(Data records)
※ ※ ※
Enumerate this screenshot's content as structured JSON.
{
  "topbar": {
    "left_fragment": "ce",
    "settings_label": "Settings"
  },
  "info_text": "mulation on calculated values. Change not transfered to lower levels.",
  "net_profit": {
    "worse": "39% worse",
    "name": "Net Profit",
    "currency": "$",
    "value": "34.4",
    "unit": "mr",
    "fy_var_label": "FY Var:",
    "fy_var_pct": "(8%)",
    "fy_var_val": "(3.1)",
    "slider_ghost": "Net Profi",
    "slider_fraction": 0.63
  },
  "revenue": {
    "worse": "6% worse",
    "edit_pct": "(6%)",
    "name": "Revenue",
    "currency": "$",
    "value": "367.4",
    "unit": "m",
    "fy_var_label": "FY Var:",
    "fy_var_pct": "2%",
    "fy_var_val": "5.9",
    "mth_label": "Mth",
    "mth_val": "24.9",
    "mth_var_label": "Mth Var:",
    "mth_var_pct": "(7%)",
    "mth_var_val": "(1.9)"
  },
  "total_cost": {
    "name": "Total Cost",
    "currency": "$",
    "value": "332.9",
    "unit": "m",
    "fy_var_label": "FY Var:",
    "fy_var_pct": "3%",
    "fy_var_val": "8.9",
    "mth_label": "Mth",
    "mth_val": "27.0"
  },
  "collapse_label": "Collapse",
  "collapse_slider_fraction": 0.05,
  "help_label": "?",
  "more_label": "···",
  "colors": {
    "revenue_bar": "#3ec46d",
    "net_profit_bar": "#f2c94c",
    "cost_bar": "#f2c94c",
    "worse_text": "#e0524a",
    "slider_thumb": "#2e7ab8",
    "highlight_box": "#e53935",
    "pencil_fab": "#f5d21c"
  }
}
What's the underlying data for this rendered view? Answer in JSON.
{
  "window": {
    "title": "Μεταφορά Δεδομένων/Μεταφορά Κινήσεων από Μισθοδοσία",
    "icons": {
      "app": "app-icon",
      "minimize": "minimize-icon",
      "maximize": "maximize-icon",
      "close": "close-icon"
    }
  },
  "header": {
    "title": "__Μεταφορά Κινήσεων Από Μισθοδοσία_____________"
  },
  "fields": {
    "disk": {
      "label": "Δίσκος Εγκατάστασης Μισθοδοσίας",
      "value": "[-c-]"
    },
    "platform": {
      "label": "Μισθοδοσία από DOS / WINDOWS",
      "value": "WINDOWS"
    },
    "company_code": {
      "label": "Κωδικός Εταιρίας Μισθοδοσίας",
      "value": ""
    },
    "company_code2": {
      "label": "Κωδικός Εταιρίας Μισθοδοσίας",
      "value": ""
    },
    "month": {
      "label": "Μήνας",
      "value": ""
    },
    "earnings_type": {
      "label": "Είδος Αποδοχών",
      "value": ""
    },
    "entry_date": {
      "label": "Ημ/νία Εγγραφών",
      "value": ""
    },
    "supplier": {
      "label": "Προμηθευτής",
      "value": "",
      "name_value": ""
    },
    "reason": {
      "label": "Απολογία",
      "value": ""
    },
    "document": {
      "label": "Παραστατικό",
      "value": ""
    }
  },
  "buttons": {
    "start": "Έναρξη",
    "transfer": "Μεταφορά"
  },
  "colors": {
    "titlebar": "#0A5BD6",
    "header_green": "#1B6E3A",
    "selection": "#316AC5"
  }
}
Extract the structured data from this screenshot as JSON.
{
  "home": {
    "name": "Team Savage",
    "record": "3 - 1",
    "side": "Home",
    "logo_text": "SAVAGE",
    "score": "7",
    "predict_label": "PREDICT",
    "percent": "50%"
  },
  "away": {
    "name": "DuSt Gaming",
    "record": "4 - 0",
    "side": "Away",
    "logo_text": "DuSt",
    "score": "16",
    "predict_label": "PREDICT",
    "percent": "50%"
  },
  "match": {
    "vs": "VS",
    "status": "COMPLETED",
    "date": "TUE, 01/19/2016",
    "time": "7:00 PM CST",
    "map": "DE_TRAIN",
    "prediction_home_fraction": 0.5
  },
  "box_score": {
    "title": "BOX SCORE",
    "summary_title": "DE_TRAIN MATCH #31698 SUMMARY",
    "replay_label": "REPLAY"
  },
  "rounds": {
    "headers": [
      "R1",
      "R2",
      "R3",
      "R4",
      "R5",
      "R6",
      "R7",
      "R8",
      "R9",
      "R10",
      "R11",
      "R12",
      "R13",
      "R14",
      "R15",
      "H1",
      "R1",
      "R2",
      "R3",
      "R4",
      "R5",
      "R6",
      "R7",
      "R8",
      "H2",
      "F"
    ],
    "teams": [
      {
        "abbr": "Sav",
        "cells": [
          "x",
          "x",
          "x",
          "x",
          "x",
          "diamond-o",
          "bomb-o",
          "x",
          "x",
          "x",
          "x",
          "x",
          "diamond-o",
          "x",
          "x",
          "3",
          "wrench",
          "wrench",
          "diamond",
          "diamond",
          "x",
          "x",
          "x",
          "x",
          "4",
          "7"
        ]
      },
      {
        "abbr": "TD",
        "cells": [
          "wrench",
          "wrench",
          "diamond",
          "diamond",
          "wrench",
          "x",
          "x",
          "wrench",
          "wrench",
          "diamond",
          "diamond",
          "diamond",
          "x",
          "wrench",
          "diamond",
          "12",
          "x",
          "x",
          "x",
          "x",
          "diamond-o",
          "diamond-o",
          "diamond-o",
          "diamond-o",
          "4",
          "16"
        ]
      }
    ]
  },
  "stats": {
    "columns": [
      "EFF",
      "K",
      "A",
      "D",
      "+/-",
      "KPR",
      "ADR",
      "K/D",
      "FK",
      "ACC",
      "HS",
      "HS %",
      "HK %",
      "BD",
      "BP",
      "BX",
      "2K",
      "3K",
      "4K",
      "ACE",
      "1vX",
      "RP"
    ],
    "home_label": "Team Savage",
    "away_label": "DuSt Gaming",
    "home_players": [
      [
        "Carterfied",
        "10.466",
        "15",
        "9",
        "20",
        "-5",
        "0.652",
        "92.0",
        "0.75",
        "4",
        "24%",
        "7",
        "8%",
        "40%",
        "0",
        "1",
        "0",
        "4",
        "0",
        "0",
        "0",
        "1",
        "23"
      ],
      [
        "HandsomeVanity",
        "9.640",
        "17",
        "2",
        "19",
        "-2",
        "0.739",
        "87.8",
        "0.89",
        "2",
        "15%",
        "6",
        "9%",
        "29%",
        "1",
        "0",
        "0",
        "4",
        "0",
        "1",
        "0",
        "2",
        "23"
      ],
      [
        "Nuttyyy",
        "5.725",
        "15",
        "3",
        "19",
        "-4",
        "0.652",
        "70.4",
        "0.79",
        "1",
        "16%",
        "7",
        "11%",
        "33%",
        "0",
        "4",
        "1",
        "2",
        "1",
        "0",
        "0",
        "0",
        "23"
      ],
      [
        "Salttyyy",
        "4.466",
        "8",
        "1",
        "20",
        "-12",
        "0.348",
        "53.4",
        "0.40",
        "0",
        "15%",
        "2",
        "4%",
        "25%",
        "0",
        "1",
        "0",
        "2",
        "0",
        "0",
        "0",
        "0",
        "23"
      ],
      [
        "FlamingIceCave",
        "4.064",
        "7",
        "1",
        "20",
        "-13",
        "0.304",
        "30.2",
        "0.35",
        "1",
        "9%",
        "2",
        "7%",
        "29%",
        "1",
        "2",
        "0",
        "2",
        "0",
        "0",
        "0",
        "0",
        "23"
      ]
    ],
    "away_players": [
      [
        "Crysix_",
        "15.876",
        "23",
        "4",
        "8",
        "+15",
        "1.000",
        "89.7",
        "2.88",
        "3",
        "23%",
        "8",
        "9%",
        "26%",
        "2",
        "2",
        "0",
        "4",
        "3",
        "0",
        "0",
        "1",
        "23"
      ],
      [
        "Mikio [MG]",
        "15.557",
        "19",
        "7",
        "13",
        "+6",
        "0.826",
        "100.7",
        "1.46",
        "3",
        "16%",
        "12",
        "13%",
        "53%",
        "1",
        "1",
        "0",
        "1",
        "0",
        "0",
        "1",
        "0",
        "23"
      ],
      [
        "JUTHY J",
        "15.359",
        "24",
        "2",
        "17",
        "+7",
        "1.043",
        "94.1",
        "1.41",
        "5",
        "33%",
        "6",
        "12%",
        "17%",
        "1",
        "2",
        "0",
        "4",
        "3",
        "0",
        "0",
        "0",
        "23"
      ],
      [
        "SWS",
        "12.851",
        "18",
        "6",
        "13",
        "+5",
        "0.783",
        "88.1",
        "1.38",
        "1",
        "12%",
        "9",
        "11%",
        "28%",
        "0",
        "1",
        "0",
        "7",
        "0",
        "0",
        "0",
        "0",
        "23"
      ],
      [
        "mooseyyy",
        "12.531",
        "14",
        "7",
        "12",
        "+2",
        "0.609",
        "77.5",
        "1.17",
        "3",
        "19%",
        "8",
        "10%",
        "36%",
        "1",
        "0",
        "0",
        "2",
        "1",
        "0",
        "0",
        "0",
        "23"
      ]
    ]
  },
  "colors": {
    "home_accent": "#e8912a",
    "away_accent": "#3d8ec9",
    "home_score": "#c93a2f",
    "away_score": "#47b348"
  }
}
※ ※ ※
▶ [TASK DIRECTIONS]
Copy out each line of the listing that holds "JSON".

▶ [RESPONSE TO THIS TASK]
Enumerate this screenshot's content as structured JSON.
What's the underlying data for this rendered view? Answer in JSON.
Extract the structured data from this screenshot as JSON.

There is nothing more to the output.